## AIM OF THE TASK:
Of all the lines in the material, how many contain the word "group"? State the number alone.

## LISTED ENTRIES:
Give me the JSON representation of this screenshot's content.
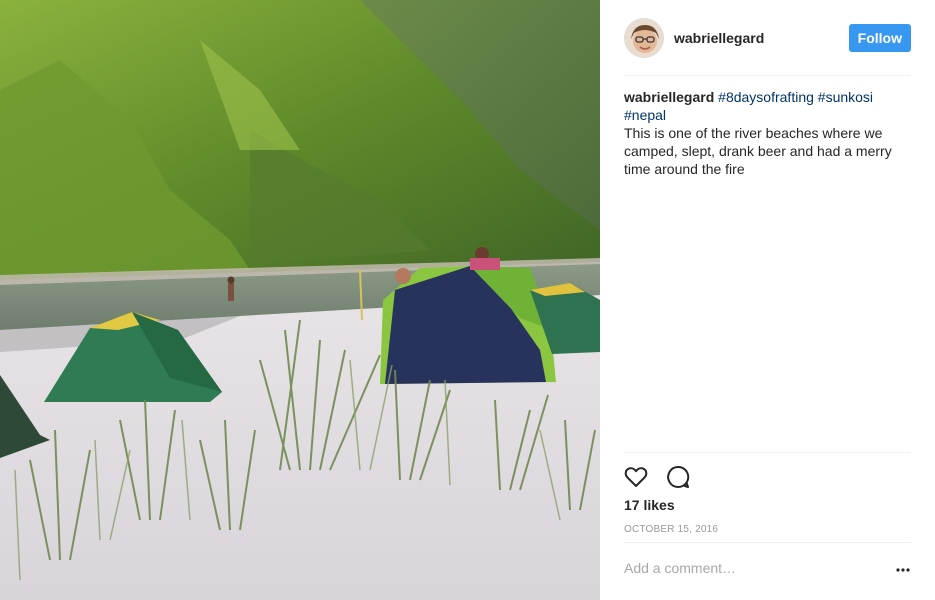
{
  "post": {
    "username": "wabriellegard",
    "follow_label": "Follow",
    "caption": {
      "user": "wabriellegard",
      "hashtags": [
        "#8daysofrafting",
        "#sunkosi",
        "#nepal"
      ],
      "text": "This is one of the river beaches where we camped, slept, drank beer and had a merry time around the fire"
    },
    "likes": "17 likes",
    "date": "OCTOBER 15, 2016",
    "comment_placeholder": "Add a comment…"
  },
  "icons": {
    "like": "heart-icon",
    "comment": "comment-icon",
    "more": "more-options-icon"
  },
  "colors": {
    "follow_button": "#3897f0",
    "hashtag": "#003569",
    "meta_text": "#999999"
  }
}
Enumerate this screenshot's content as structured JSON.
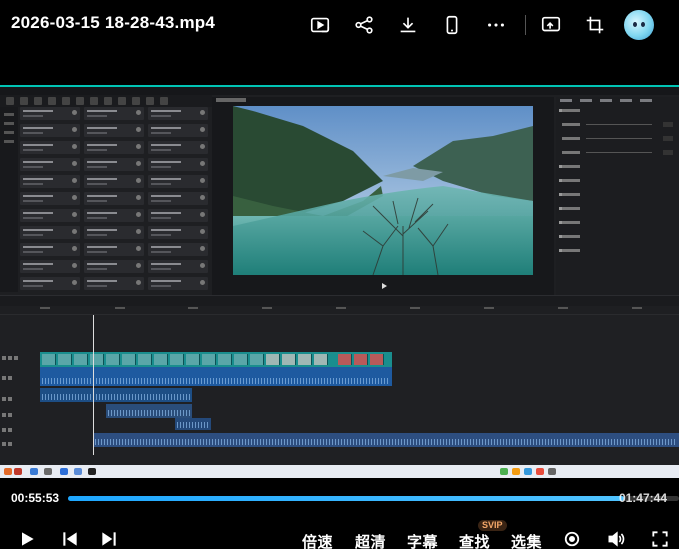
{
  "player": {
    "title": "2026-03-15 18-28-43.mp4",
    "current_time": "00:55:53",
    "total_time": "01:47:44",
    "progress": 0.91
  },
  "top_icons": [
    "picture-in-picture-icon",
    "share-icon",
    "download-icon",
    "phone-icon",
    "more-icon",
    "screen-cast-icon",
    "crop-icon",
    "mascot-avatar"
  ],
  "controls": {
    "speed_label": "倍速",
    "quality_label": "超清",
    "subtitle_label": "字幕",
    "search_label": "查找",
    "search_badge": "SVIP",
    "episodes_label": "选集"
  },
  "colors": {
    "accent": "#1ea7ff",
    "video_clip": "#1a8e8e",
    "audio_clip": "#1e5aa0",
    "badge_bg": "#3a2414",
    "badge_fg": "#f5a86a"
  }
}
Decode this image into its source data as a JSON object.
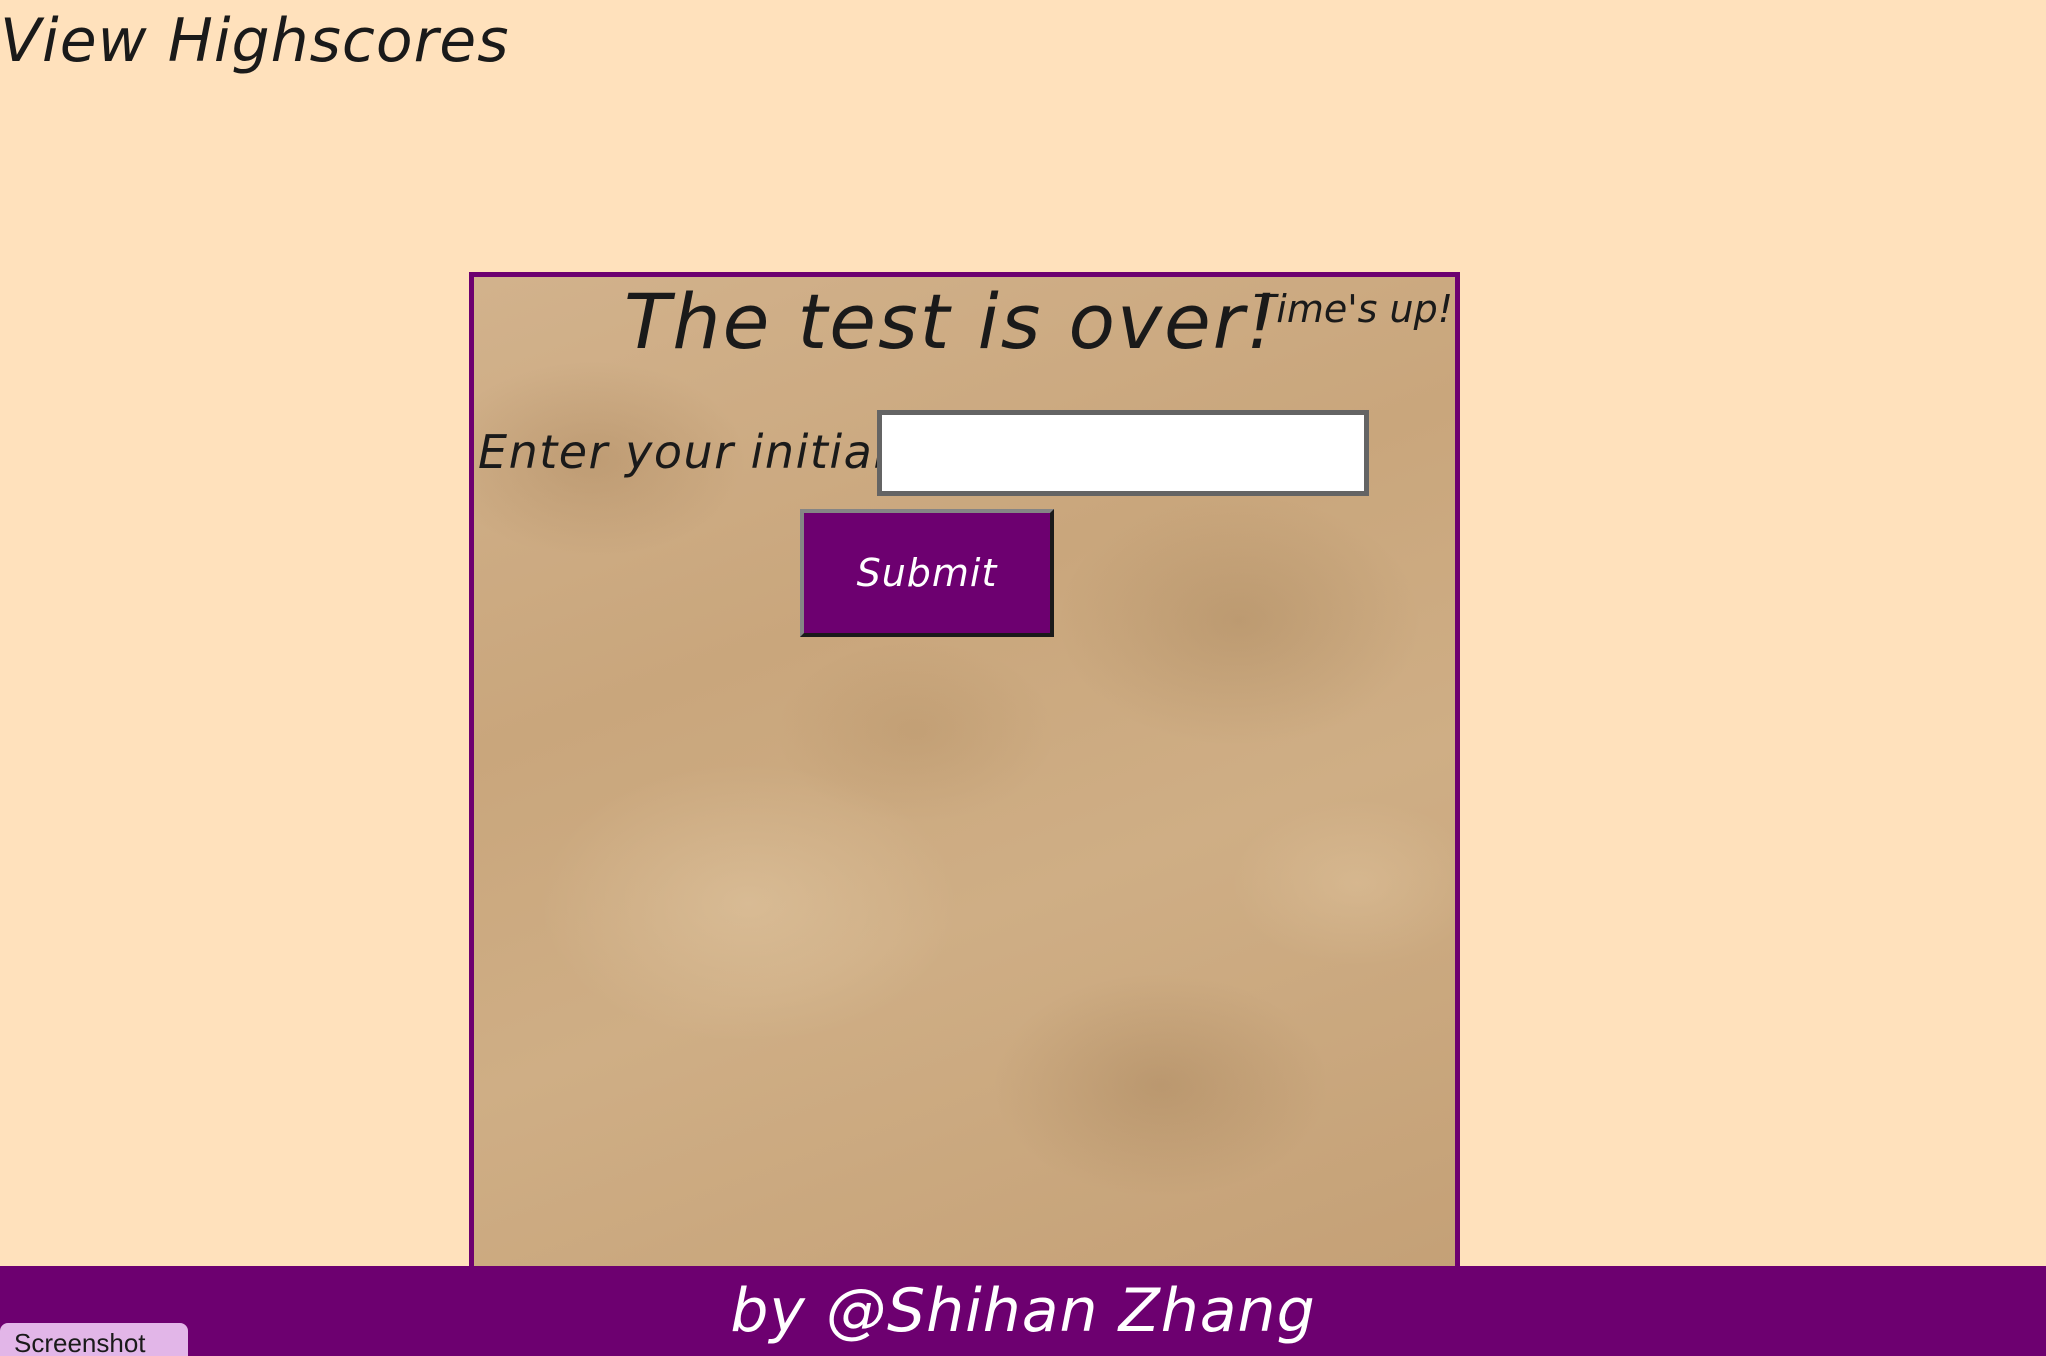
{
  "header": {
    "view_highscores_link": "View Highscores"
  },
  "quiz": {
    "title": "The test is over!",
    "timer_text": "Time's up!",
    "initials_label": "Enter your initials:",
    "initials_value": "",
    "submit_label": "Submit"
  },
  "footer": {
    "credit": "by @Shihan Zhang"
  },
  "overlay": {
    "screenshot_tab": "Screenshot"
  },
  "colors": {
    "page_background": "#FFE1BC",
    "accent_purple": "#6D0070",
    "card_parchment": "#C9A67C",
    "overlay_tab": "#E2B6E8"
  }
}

==

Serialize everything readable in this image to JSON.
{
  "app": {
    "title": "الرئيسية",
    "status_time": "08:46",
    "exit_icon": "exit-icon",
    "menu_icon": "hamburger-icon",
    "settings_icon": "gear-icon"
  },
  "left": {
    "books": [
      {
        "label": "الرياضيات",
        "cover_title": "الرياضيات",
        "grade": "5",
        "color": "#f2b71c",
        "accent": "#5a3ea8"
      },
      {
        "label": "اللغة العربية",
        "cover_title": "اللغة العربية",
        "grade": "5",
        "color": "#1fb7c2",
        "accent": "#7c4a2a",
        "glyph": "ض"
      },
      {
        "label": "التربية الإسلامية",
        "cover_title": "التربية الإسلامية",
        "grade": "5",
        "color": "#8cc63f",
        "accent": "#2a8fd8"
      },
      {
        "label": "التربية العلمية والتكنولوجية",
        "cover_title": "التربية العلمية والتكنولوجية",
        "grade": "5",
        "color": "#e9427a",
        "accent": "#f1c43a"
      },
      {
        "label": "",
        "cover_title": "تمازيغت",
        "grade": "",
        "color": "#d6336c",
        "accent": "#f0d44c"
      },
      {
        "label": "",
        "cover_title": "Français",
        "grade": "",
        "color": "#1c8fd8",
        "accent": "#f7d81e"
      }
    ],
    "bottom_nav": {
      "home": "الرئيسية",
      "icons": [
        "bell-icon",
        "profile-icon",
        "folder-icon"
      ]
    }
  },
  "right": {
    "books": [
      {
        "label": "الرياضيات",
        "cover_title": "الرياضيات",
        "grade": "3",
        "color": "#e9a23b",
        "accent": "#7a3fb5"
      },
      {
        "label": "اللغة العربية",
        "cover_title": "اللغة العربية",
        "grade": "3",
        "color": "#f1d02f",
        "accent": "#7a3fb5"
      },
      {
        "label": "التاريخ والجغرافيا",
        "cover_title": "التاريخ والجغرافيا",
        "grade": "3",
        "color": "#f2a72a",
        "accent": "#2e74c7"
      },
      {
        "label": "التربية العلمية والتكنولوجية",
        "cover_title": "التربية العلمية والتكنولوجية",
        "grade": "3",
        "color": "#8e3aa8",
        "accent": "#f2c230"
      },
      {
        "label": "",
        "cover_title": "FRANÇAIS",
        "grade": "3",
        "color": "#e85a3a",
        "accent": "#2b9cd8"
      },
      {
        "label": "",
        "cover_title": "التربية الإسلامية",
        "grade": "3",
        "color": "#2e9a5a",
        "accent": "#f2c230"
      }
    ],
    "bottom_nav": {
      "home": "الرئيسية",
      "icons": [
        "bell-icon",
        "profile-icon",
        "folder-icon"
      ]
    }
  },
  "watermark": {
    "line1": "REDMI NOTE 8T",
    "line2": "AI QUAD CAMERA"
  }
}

---

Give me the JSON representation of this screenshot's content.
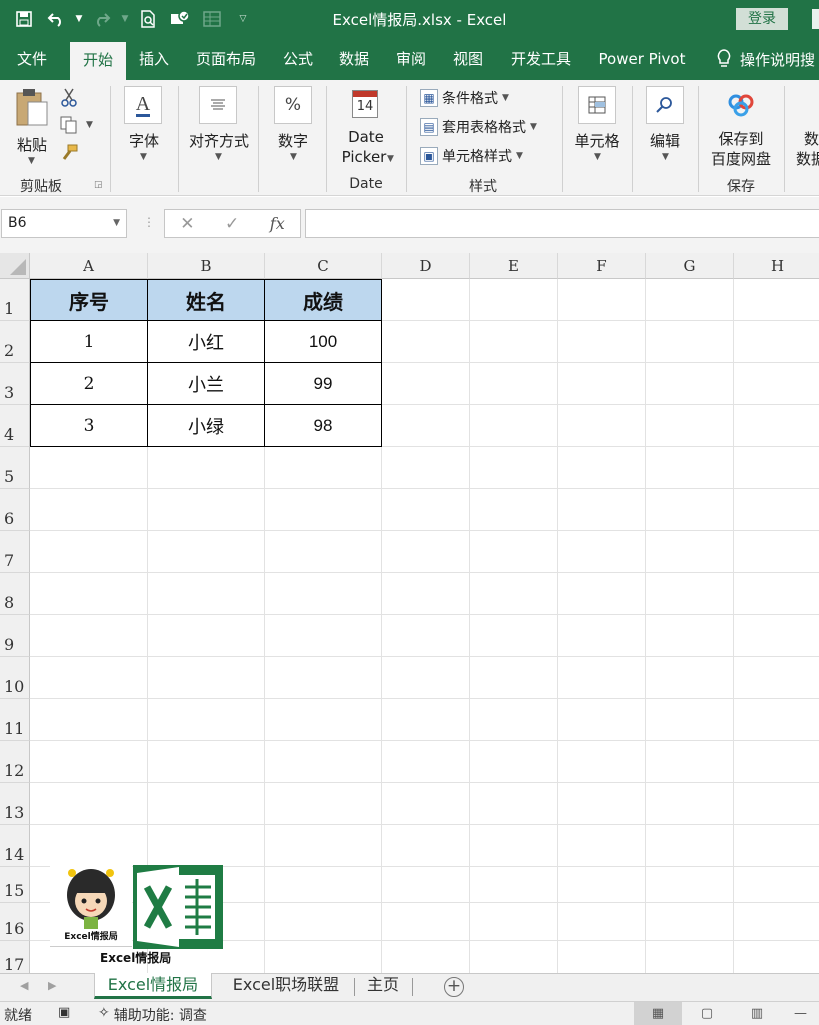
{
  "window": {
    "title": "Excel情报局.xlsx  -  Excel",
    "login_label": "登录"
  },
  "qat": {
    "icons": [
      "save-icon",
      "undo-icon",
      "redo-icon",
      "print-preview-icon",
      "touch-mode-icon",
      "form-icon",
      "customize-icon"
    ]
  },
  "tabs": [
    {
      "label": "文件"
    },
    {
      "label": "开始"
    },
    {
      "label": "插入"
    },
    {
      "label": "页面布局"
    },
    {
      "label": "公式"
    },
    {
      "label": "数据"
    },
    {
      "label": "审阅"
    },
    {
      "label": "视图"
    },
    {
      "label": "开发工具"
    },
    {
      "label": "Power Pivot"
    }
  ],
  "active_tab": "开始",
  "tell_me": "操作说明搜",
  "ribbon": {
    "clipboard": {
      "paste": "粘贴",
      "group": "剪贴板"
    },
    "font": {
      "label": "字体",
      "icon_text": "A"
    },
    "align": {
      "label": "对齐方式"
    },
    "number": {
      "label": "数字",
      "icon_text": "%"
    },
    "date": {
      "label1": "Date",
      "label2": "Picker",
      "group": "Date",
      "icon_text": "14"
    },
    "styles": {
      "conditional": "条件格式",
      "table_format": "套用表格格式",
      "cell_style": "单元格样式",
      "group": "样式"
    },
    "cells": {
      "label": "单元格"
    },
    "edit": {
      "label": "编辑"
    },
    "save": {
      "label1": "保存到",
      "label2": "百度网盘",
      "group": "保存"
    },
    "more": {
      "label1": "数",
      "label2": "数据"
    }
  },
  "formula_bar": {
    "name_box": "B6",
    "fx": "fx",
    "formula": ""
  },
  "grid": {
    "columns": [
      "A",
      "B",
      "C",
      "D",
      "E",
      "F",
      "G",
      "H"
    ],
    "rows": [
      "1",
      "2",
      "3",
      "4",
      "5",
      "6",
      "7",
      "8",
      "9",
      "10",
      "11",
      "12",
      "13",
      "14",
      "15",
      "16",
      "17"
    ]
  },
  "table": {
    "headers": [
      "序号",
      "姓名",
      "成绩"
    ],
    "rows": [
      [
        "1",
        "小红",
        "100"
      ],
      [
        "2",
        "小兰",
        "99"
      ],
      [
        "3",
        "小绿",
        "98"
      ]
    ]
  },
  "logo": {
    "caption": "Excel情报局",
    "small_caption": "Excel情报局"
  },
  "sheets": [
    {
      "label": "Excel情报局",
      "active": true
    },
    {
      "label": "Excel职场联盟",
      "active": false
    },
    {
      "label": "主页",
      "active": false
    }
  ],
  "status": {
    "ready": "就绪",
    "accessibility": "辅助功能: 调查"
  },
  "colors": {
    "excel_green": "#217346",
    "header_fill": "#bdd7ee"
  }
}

## ANSWER BELOW:
4